▶ [WRITTEN TASK]: Print exactly, and only, the lines running from the line containing "Extract the structured" through the end of the records below.
# start of AVAILABLE DATA
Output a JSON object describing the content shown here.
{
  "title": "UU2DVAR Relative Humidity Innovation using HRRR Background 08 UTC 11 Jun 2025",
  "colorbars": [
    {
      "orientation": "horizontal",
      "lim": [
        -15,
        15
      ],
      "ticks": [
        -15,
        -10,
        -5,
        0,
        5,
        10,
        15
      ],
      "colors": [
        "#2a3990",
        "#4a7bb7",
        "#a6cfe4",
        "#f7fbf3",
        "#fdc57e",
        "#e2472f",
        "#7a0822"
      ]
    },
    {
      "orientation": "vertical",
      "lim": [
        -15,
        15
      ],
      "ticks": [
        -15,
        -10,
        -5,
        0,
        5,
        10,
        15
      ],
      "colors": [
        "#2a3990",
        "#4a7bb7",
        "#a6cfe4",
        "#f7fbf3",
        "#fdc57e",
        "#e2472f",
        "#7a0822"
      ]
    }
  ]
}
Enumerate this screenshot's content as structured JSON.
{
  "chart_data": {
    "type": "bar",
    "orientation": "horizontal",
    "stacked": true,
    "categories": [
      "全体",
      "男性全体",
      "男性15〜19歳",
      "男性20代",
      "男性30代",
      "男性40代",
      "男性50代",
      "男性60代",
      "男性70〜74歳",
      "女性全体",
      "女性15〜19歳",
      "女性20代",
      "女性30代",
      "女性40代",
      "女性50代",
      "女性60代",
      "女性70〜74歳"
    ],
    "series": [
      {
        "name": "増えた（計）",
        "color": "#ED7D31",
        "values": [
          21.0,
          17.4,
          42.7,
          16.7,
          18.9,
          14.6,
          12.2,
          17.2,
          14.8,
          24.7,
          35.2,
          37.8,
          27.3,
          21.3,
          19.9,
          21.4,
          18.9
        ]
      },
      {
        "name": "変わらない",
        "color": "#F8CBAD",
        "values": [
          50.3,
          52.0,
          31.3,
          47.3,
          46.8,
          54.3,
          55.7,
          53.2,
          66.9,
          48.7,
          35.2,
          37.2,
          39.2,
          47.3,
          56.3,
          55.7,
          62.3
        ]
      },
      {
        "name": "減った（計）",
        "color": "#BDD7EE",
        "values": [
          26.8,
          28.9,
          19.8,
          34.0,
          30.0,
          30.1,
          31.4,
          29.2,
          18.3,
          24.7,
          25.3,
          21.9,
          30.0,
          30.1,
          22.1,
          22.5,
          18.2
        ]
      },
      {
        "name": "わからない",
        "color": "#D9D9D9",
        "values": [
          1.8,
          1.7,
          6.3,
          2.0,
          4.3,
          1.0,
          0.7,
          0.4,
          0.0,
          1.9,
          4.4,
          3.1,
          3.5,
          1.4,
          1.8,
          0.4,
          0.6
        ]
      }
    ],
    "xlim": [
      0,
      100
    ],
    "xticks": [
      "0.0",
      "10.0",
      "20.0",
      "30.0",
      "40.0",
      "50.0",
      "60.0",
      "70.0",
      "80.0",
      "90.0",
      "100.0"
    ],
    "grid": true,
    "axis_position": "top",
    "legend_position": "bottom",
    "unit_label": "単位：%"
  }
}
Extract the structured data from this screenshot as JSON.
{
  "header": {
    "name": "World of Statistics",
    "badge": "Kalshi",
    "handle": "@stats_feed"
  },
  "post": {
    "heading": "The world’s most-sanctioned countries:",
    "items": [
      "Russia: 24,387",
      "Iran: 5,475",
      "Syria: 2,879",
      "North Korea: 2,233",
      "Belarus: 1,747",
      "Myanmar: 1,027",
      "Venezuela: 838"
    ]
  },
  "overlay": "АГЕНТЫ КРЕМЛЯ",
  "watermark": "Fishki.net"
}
# end of AVAILABLE DATA
▶ [WRITTEN REPLY]:
Extract the structured data from this screenshot as JSON.
{
  "header": {
    "name": "World of Statistics",
    "badge": "Kalshi",
    "handle": "@stats_feed"
  },
  "post": {
    "heading": "The world’s most-sanctioned countries:",
    "items": [
      "Russia: 24,387",
      "Iran: 5,475",
      "Syria: 2,879",
      "North Korea: 2,233",
      "Belarus: 1,747",
      "Myanmar: 1,027",
      "Venezuela: 838"
    ]
  },
  "overlay": "АГЕНТЫ КРЕМЛЯ",
  "watermark": "Fishki.net"
}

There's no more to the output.